STATED GOAL: Where a line of the listing below includes the word "Disable", reproduce that line.

RECORDED DATA:
━━━━━━━━

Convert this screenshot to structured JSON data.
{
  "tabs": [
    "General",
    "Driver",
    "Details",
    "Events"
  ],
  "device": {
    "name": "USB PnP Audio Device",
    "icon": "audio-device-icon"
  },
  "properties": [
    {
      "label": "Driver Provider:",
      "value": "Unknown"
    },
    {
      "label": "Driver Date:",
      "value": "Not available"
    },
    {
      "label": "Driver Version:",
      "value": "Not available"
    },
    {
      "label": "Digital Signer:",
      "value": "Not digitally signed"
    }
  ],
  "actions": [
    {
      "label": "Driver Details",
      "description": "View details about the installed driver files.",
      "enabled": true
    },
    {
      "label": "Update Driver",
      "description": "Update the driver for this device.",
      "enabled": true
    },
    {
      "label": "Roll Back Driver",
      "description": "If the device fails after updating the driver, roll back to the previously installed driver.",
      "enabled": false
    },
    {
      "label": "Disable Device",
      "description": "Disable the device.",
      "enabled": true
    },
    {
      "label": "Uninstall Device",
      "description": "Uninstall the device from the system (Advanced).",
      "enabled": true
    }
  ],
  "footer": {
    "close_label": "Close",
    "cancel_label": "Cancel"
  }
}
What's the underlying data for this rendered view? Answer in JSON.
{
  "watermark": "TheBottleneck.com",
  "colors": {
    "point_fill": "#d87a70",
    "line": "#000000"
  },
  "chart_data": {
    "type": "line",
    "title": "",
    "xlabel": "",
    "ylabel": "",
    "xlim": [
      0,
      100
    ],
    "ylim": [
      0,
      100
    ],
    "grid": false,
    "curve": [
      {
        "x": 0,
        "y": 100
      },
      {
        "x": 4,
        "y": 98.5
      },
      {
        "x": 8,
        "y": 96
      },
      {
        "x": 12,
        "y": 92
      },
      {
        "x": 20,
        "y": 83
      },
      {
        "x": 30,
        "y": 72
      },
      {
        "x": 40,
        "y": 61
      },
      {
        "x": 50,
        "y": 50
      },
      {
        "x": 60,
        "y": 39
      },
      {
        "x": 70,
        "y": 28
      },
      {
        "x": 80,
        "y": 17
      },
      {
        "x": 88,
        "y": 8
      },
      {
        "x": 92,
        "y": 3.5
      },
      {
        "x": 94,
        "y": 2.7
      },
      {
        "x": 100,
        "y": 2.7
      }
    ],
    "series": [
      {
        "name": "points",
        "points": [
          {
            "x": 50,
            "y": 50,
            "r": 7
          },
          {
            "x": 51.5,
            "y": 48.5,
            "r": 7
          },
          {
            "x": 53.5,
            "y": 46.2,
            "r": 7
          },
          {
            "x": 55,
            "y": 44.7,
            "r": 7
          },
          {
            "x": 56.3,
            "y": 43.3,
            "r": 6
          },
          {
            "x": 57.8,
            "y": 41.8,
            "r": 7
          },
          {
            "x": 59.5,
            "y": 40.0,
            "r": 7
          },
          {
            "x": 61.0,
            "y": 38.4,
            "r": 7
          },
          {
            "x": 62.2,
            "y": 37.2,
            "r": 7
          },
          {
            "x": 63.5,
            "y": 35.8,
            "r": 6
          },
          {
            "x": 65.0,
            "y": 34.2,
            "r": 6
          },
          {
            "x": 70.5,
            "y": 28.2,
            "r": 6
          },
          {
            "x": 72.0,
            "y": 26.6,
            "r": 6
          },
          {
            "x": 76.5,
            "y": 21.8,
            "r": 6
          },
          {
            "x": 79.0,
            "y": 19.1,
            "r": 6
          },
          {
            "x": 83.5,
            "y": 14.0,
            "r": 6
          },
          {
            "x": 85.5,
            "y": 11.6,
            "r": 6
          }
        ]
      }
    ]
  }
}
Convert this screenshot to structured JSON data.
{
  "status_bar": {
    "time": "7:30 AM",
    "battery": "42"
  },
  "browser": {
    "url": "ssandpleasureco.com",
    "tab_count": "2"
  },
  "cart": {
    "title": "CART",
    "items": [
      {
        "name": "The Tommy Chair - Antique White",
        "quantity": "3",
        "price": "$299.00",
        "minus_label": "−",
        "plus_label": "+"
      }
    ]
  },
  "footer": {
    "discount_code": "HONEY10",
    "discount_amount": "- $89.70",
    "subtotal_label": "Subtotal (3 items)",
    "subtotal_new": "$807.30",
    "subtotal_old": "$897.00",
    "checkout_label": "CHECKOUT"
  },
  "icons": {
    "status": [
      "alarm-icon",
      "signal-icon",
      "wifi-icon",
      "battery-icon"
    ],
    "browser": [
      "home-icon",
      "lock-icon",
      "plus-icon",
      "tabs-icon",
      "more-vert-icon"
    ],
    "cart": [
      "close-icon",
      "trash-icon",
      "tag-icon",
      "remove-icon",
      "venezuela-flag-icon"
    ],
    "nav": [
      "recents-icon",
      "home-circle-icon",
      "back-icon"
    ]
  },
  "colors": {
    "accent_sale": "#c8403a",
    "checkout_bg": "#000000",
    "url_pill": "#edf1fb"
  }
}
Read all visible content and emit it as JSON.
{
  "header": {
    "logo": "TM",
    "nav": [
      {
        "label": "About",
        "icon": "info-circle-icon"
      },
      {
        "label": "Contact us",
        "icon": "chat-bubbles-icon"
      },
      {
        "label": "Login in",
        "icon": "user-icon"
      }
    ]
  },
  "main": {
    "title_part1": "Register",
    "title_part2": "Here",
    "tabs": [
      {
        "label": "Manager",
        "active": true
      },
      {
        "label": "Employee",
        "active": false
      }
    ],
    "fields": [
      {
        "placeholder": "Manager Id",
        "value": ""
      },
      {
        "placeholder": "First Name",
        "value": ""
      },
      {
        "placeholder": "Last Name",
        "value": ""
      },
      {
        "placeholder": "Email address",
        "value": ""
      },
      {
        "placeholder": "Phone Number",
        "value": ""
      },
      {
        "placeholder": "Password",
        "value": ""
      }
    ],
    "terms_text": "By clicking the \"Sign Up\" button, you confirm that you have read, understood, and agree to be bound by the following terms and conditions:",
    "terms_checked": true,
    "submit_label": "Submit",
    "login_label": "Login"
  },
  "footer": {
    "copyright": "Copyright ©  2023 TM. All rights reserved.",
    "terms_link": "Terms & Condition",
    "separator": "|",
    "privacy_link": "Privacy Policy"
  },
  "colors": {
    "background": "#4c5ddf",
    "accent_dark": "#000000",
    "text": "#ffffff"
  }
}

━━━━━━━━

OUTPUT:
      "label": "Disable Device",
      "description": "Disable the device.",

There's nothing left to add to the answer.